Task requirements:
(a) Return, word for word, the part of the MEMS panel excerpt starting with "This is one" and going on through "in the market.".
(b) Answer these from the MEMS panel excerpt:
(i) After presenting their outlook, what will the analysts on Panel 1 do?
(ii) What share of mobile handsets used MEMS microphones in 2011?
(iii) How many MEMS microphones does Apple's iPhone 5 feature?
(c) Continue the MEMS panel excerpt, picking up after its last sentence.

Page excerpt:

MEMS Executive Congress® US 2012
 

Panel 1 - MEMS Market

Analysts from leading research firms will present their outlook for future growth and trends in MEMS, and then take audience questions. Discussion topics will include: new opportunities for growth, new applications for MEMS, as well as market leaders and losers. These panelists will stand behind their market research, point out areas of agreement, and voice any differences of opinion—all in an open, audience-engaging forum that will aim to draw an accurate picture of where the MEMS market is moving.
 
Abstracts
 
Jérémie Bouchaud, Senior Principal Analyst, MEMS and Sensors, IHS iSuppli
The MEMS Microphones Story

This is one of the greatest MEMS stories, period! MEMS microphones are a great example of silicon gradually replacing the incumbent technology. In 2011, 50% of mobile handsets were using MEMS microphones, up from 38% the year before. Plus, MEMS microphones are multiplying! While only one accelerometer, compass or gyroscope is needed in a tablet or mobile phone—and these are increasingly being sold as a single multi-sensor package or “combo”—the number of MEMS microphones per phone grows. Witness Apple’s new iPhone 5, which features 4 MEMS microphones! The upshot is that an estimated 1.8 billion MEMS microphones will ship in 2012, more than double the 700 million that shipped just 2 years ago. By 2016, more than 4 billion silicon MEMS microphones are anticipated in the market.

Source material:
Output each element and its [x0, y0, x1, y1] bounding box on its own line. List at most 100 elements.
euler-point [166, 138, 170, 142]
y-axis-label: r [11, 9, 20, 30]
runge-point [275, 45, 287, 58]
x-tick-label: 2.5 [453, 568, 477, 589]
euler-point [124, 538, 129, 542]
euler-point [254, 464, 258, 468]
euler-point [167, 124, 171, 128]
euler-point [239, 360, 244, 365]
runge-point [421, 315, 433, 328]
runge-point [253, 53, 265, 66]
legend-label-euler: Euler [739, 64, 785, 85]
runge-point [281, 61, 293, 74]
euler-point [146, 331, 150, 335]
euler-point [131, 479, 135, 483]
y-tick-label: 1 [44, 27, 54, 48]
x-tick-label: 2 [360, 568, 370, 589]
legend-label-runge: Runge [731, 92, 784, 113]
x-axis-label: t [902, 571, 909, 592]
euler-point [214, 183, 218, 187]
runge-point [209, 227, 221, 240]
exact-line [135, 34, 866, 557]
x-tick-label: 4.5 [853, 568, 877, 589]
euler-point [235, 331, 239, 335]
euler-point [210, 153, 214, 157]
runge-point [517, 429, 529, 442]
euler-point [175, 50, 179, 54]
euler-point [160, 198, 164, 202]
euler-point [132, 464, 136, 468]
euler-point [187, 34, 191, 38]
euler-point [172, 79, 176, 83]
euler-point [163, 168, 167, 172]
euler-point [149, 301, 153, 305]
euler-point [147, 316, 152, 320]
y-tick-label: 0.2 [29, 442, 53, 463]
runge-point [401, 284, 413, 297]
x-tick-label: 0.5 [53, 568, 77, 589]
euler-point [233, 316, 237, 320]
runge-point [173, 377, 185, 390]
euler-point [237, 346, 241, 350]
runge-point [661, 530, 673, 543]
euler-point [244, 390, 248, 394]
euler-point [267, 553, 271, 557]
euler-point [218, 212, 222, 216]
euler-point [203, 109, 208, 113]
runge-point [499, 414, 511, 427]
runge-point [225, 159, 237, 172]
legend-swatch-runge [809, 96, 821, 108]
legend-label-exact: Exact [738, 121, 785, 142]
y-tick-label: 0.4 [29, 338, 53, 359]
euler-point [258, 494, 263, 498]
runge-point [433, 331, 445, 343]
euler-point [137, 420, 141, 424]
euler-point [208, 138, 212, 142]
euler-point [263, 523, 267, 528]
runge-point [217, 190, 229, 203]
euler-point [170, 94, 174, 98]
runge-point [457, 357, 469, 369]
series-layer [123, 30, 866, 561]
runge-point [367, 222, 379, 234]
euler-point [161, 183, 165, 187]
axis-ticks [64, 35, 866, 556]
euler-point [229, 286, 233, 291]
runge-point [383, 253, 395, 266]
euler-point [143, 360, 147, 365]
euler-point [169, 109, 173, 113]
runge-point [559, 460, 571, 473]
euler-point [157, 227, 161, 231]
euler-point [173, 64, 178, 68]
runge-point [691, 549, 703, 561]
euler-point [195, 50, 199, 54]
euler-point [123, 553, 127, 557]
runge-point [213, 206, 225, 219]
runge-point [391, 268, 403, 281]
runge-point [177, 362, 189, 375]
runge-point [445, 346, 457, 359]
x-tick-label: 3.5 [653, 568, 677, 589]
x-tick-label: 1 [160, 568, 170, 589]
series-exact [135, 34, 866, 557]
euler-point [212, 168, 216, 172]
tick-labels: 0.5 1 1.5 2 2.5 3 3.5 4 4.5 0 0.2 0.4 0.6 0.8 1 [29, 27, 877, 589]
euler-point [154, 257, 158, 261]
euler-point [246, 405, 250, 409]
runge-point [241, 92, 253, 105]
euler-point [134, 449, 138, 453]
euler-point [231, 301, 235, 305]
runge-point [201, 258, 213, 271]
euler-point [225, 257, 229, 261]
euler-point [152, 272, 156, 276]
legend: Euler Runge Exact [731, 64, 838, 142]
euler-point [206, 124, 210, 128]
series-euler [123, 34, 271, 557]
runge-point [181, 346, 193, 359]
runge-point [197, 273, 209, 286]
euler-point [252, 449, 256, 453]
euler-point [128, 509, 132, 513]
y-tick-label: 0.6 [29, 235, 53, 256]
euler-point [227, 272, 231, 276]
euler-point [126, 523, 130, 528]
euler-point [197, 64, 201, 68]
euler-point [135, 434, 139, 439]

Solved problems:
(a)
This is one of the greatest MEMS stories, period! MEMS microphones are a great example of silicon gradually replacing the incumbent technology. In 2011, 50% of mobile handsets were using MEMS microphones, up from 38% the year before. Plus, MEMS microphones are multiplying! While only one accelerometer, compass or gyroscope is needed in a tablet or mobile phone—and these are increasingly being sold as a single multi-sensor package or “combo”—the number of MEMS microphones per phone grows. Witness Apple’s new iPhone 5, which features 4 MEMS microphones! The upshot is that an estimated 1.8 billion MEMS microphones will ship in 2012, more than double the 700 million that shipped just 2 years ago. By 2016, more than 4 billion silicon MEMS microphones are anticipated in the market.

(b)
(i) Take audience questions.
(ii) 50%.
(iii) 4.

(c)
 
Why this sharp uptick in the market? Good acoustics and voice command have become a differentiator in consumer electronics devices. This requires a level of performance that has so far staved off the dramatic price erosion experienced by accelerometers used in the same products. But there is more to this story than just impressive growth numbers. The supply landscape is very dynamic—characterized by a significant leader in the shape of Knowles Acoustics, but with many challengers. This presentation will address many features of the MEMS microphone industry: the dirty IP wars on one hand, the alliances and efforts to emancipate from suppliers on the other, not to mention the companies that bit the dust along the way and those that received the kiss of life and come back from the dead.
 
Jean-Christophe Eloy, President & CEO, Yole Développement
Enabling Innovative Devices
 
MEMS from its beginning has always been about finding new use to existing devices and launching on the market new devices which are either replacing bulky mechanical modules/devices or providing a complete new function. The growth of the MEMS market is mainly coming in the last years by new applications that are enabled by MEMS devices. Now, after several years (and may be more than that…), several brand new innovative devices are arriving on the market and will generate the next wave of growth of the MEMS industry. This talk will focus on such new devices and the linked design and industrial infrastructure which is enabling the emergence of such innovative devices.
 
Tony Massimini, Chief of Technology, Semico Research
Trends and Growth in Sensor Fusion
 
Tony and Semico are examining the growth and development of sensor fusion across several markets. The main focus for sensor fusion is not only designing in more than one type of sensor, but also how to most effectively use the wealth of raw data available. Tony will discuss the applications and trends that will drive adoption of sensor fusion, the potential TAM by application and the issues that companies working in sensor fusion must consider.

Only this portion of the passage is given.